▸ Source records
++++++++++++++++++++
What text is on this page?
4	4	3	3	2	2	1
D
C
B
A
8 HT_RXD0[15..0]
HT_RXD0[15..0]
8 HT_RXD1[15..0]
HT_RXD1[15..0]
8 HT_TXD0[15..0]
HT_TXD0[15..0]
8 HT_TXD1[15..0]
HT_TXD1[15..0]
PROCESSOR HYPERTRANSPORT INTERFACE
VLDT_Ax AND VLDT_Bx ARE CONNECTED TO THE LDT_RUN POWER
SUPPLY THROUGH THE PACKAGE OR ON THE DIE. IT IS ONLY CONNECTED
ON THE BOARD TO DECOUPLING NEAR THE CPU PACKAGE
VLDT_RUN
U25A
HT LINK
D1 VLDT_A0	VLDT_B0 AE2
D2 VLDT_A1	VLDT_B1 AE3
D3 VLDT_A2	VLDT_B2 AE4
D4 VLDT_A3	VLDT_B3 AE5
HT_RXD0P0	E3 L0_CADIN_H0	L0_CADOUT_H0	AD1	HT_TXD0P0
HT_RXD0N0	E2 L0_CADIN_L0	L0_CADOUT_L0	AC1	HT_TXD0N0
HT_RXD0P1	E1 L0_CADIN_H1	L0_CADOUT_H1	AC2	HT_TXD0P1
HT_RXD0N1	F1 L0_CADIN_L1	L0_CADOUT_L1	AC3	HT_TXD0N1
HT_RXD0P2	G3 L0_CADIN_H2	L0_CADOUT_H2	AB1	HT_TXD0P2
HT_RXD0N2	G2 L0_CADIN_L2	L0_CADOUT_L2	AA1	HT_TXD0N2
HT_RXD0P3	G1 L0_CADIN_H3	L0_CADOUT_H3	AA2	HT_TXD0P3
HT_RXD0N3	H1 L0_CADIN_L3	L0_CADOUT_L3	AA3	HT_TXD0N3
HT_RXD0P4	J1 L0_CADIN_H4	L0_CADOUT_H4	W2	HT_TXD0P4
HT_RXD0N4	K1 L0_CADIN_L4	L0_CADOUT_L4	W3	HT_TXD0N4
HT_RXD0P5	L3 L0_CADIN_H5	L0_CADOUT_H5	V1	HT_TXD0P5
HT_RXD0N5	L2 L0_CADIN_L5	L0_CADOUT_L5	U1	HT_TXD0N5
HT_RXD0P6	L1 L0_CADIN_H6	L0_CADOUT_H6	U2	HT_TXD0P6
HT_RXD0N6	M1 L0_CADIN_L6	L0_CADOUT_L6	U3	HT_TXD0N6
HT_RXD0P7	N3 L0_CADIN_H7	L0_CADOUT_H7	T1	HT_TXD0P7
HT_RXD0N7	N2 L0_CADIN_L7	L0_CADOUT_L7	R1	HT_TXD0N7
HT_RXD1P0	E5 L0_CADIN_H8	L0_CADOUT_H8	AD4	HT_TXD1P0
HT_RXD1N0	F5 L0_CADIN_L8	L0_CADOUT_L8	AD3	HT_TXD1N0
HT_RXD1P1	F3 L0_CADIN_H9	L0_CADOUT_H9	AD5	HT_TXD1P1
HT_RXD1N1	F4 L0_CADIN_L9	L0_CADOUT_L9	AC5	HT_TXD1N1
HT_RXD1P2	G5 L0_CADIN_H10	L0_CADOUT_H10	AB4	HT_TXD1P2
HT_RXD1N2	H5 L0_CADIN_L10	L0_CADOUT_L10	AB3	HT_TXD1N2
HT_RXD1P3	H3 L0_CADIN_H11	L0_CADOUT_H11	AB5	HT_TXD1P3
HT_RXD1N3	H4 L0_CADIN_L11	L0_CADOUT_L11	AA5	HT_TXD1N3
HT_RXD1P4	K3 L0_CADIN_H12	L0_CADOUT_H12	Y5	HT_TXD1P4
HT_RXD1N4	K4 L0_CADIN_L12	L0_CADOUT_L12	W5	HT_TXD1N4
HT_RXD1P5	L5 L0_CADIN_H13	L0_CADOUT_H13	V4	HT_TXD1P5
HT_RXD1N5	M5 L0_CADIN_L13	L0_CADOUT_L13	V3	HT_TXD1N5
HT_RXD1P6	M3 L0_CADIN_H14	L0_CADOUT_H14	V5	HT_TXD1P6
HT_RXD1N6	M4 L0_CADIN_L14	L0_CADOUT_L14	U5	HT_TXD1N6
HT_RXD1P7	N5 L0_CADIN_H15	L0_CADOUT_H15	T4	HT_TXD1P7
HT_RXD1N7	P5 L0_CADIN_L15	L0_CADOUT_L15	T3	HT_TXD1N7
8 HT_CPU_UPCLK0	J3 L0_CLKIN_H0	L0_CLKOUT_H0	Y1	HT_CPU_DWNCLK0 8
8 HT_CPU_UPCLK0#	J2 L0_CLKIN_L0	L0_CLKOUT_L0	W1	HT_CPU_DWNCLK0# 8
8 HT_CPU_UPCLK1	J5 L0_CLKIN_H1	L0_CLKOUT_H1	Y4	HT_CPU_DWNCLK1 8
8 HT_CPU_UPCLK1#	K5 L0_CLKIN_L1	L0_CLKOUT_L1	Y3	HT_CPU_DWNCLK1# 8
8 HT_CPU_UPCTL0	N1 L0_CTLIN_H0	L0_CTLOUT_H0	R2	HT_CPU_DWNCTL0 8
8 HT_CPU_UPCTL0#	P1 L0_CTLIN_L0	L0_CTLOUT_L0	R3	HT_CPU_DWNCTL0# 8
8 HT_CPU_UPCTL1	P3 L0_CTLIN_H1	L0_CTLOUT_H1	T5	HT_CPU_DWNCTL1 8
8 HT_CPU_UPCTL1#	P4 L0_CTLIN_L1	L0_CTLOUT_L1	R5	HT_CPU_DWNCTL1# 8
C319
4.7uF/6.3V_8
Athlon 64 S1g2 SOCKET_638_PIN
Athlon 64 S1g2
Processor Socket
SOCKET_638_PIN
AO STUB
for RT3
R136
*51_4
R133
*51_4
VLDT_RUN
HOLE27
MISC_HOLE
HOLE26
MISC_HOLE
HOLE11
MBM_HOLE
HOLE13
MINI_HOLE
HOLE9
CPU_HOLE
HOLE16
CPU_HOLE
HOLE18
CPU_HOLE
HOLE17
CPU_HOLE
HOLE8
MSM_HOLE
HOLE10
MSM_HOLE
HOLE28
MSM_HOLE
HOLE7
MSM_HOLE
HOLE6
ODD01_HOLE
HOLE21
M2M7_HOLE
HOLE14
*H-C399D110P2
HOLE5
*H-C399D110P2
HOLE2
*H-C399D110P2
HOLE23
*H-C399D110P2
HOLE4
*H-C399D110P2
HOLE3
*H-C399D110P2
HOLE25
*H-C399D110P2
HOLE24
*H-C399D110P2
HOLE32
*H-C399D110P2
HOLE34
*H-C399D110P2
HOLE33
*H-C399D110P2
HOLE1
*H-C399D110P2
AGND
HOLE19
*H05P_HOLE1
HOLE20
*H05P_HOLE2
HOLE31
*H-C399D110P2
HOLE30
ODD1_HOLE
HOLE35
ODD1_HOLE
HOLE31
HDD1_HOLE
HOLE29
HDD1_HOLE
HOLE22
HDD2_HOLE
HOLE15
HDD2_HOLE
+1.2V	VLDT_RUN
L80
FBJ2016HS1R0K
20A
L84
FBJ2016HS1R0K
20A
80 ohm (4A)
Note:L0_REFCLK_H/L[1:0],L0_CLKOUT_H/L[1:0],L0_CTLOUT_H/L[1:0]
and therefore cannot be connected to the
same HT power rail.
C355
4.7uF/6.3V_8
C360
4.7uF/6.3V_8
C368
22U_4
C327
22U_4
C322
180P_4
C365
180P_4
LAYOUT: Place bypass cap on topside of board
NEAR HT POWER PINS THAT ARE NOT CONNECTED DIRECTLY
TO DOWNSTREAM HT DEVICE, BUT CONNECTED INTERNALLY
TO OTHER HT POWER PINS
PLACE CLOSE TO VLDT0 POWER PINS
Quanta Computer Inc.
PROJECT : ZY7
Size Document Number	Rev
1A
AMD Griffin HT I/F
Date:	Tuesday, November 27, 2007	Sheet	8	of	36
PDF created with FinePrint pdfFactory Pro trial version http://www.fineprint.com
++++++++++++++++++++
▸ Work to be completed
Report how many lines in the data include the word "PINS", and give nothing but the count.

▸ Solved problem
3